***** MATERIAL FOR THIS EXERCISE *****

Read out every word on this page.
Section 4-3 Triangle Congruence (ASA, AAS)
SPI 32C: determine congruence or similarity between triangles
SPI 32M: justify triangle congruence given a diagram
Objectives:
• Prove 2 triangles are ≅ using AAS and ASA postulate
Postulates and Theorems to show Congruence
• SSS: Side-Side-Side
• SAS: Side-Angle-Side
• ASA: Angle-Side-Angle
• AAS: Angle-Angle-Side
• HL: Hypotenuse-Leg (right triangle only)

*****

_WHAT TO WORK ON_. Here, the records must be output exactly and in full.

_WRITTEN RESPONSE_.
Read out every word on this page.
Section 4-3 Triangle Congruence (ASA, AAS)
SPI 32C: determine congruence or similarity between triangles
SPI 32M: justify triangle congruence given a diagram
Objectives:
• Prove 2 triangles are ≅ using AAS and ASA postulate
Postulates and Theorems to show Congruence
• SSS: Side-Side-Side
• SAS: Side-Angle-Side
• ASA: Angle-Side-Angle
• AAS: Angle-Angle-Side
• HL: Hypotenuse-Leg (right triangle only)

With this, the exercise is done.